Requirements: Look through the material below for "Normalized". Copy every line that contains it.

[Figure record extracts]
------------------------------------------------
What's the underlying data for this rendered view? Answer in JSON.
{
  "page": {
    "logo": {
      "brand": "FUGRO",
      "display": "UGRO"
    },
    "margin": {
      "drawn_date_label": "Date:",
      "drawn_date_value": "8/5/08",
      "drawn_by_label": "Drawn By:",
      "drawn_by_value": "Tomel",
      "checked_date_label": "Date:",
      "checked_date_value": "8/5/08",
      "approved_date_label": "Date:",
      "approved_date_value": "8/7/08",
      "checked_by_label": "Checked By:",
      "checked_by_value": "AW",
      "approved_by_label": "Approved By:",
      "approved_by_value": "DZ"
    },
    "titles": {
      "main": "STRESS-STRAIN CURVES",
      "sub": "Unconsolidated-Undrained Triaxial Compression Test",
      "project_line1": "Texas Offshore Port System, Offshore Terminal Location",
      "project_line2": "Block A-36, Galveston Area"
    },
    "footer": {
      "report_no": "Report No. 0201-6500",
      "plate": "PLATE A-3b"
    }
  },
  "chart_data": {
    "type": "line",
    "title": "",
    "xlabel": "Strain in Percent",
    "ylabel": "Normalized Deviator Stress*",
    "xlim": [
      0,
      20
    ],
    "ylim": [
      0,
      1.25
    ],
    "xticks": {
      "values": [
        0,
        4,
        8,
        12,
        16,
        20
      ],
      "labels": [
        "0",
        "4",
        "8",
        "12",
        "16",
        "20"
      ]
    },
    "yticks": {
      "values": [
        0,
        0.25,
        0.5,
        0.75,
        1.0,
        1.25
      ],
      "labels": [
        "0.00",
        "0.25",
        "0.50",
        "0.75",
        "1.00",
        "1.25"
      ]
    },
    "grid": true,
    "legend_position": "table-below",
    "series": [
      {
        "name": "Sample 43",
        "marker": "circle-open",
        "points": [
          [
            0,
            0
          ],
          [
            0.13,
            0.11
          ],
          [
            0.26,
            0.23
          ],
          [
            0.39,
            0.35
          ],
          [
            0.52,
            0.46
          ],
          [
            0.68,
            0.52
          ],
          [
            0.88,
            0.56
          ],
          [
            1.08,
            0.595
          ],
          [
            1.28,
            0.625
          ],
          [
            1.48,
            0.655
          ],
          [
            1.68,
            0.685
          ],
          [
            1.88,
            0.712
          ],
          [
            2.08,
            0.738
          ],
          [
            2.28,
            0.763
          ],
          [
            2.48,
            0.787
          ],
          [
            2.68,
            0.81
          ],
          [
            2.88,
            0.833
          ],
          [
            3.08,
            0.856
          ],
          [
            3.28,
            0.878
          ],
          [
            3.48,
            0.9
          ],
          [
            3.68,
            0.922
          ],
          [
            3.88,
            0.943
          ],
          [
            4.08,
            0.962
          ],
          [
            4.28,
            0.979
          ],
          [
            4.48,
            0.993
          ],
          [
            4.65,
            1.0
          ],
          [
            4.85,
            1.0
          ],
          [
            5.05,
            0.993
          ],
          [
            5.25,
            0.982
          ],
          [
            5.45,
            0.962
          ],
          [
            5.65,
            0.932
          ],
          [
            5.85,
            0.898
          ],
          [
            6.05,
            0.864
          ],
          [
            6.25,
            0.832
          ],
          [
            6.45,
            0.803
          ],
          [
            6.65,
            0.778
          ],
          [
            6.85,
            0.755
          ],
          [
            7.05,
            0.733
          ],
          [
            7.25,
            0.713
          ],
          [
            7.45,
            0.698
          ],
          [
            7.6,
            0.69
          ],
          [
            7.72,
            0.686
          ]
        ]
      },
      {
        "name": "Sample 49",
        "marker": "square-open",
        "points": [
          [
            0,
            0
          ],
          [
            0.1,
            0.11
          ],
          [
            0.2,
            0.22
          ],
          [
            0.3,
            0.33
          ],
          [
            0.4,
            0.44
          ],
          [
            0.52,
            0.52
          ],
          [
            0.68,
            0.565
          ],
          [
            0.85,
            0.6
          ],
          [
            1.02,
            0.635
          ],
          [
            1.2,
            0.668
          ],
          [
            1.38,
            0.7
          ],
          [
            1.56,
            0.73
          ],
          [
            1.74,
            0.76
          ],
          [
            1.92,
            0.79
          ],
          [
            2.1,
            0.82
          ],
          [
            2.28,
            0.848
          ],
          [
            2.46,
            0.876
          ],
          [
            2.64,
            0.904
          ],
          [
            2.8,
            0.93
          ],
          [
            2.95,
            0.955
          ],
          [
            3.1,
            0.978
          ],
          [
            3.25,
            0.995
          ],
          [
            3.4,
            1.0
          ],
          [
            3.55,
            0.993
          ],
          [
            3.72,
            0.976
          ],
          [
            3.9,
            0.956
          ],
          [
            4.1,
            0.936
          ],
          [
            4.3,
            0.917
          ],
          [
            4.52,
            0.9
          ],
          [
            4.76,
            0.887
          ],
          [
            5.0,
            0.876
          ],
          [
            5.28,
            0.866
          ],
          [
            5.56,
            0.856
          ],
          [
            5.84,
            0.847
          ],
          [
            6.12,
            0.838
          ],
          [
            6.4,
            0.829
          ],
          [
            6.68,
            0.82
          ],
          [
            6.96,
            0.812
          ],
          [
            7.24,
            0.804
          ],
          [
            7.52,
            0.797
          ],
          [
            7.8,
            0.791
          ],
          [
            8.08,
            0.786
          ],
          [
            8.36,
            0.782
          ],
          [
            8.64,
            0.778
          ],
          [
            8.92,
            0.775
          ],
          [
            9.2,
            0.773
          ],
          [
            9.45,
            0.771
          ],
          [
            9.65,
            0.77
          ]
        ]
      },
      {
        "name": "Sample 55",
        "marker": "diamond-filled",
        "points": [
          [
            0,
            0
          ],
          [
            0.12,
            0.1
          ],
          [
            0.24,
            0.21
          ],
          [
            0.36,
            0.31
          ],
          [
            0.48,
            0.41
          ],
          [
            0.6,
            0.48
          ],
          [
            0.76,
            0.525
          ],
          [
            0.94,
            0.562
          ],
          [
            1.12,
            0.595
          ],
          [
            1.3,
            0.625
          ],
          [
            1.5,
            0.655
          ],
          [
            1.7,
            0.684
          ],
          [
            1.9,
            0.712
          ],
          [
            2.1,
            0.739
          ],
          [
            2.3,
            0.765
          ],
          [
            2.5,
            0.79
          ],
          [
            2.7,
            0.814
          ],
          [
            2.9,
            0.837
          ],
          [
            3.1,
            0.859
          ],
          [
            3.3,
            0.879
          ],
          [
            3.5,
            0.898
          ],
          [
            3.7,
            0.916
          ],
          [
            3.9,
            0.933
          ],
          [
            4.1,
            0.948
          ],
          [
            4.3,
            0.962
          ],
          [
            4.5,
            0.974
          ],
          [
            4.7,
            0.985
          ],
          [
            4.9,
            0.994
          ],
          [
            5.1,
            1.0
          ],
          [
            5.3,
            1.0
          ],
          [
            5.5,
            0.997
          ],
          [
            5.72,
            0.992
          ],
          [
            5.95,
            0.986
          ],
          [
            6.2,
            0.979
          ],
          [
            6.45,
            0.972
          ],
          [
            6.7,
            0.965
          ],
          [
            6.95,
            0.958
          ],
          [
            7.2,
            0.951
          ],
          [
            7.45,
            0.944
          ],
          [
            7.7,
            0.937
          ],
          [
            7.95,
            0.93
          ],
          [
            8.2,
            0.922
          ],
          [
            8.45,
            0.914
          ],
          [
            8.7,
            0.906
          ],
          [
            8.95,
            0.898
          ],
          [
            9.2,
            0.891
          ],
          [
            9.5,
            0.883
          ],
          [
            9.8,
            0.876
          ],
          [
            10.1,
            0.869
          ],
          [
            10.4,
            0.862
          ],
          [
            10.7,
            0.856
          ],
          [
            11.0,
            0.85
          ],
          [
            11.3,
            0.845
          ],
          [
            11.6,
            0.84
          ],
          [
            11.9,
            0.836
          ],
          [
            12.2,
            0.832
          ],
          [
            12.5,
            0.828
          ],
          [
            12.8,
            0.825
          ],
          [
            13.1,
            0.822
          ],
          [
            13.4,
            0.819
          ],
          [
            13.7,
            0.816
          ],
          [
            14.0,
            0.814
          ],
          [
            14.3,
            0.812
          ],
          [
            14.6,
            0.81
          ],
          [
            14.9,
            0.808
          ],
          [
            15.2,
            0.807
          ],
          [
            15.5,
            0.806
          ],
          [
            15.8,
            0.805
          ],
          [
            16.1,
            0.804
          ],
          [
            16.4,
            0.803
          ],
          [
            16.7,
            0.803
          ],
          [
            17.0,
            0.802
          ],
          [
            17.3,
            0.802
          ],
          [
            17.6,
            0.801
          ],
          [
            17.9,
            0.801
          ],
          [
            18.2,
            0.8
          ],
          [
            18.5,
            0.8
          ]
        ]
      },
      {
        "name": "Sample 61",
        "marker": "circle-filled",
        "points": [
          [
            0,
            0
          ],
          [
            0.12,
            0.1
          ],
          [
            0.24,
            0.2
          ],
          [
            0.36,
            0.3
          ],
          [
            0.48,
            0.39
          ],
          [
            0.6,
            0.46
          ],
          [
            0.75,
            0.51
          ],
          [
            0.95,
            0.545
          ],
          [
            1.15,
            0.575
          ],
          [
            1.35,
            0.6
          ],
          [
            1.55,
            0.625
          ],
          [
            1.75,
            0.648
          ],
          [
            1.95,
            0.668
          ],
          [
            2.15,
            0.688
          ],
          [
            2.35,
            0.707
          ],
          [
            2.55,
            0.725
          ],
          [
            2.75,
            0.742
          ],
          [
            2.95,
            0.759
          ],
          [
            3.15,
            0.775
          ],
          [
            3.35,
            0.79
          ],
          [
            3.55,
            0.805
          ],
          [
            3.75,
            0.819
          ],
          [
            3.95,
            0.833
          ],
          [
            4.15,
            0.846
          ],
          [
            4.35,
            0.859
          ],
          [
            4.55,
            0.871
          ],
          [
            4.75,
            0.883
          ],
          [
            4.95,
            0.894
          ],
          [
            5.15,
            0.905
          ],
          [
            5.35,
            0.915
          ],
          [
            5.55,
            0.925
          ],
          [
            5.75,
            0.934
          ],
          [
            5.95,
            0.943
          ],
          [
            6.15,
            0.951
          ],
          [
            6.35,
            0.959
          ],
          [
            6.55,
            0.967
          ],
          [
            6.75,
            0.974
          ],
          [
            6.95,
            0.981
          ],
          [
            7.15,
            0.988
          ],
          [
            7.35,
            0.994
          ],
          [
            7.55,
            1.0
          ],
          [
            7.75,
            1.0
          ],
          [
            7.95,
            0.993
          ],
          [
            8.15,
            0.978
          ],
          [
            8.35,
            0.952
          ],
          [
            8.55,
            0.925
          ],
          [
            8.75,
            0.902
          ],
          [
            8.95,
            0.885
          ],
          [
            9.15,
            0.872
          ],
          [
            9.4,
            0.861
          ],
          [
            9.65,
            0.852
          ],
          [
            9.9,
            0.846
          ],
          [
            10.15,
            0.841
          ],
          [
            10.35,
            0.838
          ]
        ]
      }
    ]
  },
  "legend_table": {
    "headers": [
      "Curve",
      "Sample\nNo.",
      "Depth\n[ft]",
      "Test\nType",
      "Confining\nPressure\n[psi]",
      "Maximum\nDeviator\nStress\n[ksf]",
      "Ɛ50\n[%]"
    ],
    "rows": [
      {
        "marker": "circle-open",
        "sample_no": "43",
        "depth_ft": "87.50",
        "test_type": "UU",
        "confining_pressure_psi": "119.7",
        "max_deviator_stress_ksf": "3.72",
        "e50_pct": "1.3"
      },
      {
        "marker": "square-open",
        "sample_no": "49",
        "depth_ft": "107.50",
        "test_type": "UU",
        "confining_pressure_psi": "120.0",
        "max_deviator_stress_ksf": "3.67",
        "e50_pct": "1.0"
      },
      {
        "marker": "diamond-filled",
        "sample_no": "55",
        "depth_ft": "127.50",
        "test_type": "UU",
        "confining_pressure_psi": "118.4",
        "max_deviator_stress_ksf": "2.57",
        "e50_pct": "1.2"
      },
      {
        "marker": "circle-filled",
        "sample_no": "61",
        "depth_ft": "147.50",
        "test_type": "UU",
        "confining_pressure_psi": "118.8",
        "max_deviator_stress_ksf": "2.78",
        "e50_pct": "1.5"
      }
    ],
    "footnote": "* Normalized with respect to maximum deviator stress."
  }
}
------------------------------------------------
Written answer:
    "ylabel": "Normalized Deviator Stress*",
    "footnote": "* Normalized with respect to maximum deviator stress."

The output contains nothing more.